Task to complete: Report every line in the listing that contains the string "gabing".

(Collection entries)
****
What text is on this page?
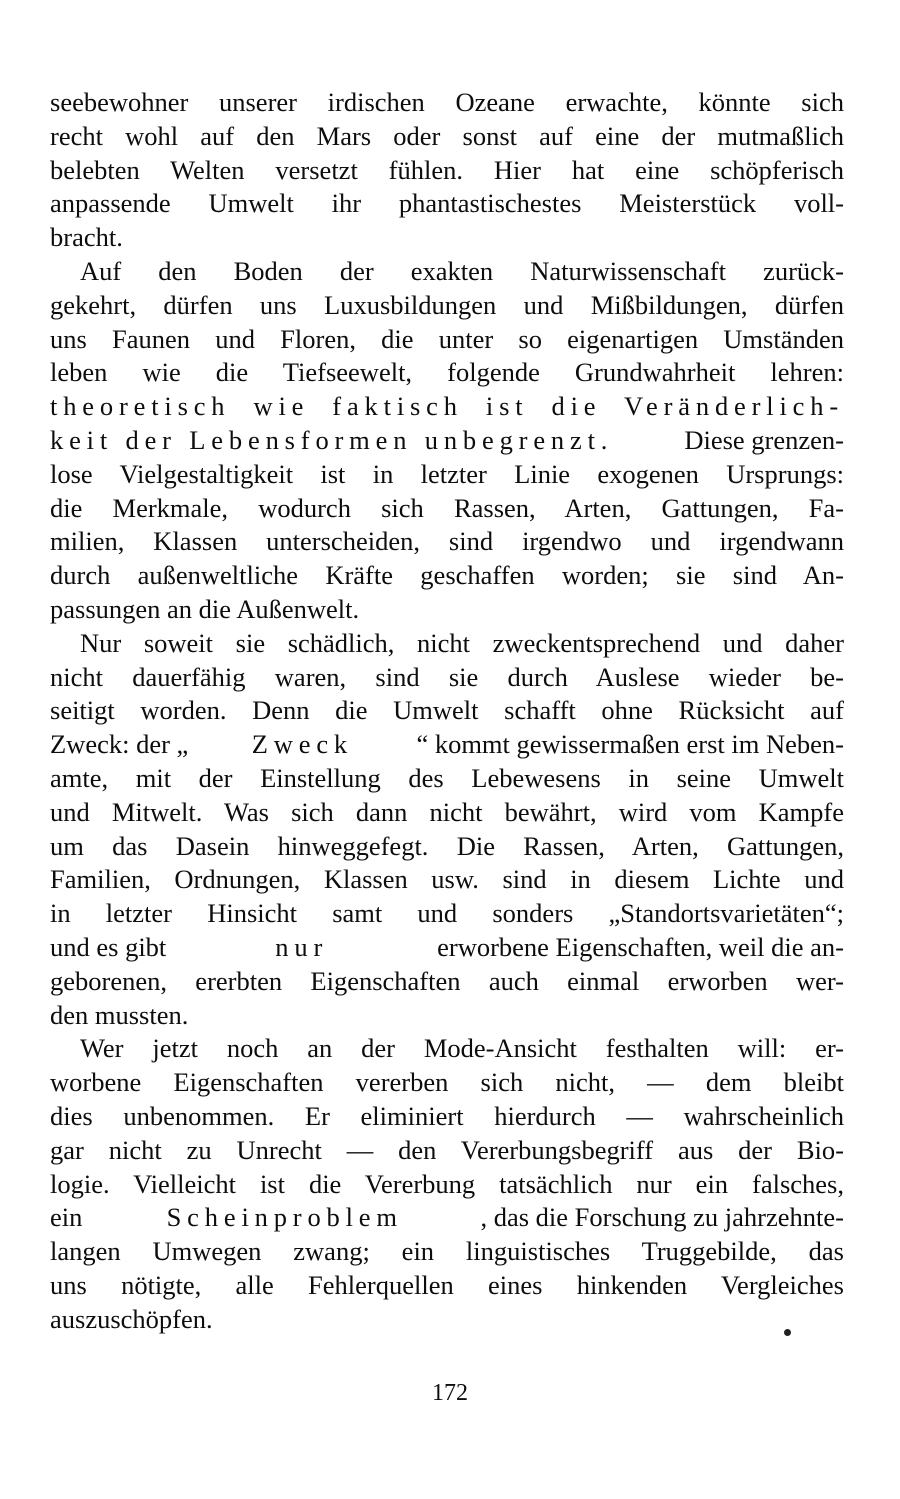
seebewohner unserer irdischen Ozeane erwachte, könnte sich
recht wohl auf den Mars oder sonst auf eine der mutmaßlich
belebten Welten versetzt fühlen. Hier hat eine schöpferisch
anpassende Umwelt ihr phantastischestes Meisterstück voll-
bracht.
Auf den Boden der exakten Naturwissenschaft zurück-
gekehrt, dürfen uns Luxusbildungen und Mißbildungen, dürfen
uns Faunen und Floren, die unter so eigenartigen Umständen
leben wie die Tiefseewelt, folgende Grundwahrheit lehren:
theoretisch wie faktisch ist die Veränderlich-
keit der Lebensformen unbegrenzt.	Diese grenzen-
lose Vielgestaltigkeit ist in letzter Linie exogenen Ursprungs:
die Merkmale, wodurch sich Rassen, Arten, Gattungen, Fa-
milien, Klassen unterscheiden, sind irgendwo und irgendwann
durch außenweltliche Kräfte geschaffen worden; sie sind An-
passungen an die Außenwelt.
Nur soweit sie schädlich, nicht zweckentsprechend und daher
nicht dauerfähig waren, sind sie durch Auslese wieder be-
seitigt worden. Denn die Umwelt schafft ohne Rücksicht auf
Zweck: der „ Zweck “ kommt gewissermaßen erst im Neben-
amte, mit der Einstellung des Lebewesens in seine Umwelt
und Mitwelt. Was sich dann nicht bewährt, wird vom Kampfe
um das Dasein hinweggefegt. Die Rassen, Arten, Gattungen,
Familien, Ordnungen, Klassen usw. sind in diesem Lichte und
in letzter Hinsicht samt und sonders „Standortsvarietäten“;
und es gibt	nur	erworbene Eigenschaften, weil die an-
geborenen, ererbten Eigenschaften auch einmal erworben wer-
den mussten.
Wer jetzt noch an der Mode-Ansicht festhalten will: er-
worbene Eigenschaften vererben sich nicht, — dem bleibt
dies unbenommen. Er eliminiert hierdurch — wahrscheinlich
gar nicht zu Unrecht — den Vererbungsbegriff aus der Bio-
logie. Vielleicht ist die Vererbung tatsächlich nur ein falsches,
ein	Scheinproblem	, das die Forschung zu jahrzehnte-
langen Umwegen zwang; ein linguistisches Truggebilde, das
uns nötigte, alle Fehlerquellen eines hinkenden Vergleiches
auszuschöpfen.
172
****
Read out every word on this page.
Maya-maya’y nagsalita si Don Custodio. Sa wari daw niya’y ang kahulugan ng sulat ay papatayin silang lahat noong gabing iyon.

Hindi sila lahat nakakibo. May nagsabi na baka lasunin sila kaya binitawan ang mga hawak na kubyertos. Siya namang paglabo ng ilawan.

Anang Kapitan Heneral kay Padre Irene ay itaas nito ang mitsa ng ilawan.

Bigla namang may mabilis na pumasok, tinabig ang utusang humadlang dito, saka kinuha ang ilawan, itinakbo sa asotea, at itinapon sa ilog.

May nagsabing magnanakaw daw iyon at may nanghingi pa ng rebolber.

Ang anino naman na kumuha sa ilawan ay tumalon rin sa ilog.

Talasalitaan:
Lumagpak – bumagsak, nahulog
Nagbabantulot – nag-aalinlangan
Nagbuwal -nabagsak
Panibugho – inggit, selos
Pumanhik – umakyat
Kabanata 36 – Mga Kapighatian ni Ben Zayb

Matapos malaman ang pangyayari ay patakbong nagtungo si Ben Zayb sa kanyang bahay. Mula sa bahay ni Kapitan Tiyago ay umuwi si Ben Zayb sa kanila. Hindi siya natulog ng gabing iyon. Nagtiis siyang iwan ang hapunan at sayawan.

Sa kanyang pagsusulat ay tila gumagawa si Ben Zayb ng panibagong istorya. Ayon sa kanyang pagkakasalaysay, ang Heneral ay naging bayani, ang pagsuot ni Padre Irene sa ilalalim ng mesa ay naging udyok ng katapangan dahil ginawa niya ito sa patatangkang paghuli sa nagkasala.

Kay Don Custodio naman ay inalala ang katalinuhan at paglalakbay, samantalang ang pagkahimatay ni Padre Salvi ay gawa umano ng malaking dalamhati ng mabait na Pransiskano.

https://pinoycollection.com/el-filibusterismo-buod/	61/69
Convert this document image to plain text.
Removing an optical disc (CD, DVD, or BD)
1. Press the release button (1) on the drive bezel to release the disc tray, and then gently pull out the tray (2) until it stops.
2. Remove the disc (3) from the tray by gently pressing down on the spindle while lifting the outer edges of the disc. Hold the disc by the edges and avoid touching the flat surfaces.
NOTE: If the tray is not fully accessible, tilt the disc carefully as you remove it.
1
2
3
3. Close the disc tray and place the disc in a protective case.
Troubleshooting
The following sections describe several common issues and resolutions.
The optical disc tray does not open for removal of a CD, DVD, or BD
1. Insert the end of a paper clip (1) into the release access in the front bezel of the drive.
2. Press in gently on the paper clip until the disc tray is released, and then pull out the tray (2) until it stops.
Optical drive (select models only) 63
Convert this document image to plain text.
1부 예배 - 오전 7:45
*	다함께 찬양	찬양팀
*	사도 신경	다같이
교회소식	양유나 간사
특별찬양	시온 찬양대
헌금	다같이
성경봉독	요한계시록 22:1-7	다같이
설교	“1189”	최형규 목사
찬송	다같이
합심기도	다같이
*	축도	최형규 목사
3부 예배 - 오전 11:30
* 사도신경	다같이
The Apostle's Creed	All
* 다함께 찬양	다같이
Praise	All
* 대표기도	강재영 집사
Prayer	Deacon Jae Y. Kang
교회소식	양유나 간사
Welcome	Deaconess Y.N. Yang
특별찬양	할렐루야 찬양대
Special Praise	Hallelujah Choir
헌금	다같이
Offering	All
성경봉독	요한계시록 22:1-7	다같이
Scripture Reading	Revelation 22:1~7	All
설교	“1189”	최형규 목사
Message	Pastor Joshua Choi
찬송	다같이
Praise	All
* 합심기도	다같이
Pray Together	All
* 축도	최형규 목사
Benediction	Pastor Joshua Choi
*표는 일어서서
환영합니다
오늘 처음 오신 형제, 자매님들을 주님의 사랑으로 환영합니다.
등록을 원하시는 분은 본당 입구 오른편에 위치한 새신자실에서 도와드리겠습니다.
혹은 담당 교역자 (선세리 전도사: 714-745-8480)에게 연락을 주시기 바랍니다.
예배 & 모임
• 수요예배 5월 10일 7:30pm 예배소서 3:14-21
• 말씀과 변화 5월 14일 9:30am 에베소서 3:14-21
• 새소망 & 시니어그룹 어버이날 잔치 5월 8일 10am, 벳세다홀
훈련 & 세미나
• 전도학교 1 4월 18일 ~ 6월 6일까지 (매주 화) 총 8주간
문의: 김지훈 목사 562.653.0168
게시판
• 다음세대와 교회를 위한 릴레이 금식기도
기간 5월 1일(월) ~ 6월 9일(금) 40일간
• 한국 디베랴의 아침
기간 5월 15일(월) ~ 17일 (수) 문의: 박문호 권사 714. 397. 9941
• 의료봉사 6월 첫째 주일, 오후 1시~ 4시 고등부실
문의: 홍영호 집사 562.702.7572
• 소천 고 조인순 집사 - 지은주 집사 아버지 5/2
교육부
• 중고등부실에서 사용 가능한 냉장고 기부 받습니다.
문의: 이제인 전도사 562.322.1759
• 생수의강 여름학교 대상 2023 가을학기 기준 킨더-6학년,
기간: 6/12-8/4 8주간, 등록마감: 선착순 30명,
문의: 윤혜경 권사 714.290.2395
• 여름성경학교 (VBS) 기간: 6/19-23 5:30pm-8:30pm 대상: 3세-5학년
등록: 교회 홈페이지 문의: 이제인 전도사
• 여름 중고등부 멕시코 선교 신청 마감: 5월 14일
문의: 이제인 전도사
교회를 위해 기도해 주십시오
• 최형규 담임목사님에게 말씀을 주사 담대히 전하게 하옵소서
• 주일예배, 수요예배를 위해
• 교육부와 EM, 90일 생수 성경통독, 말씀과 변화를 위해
****
Task answer:
Maya-maya’y nagsalita si Don Custodio. Sa wari daw niya’y ang kahulugan ng sulat ay papatayin silang lahat noong gabing iyon.
Matapos malaman ang pangyayari ay patakbong nagtungo si Ben Zayb sa kanyang bahay. Mula sa bahay ni Kapitan Tiyago ay umuwi si Ben Zayb sa kanila. Hindi siya natulog ng gabing iyon. Nagtiis siyang iwan ang hapunan at sayawan.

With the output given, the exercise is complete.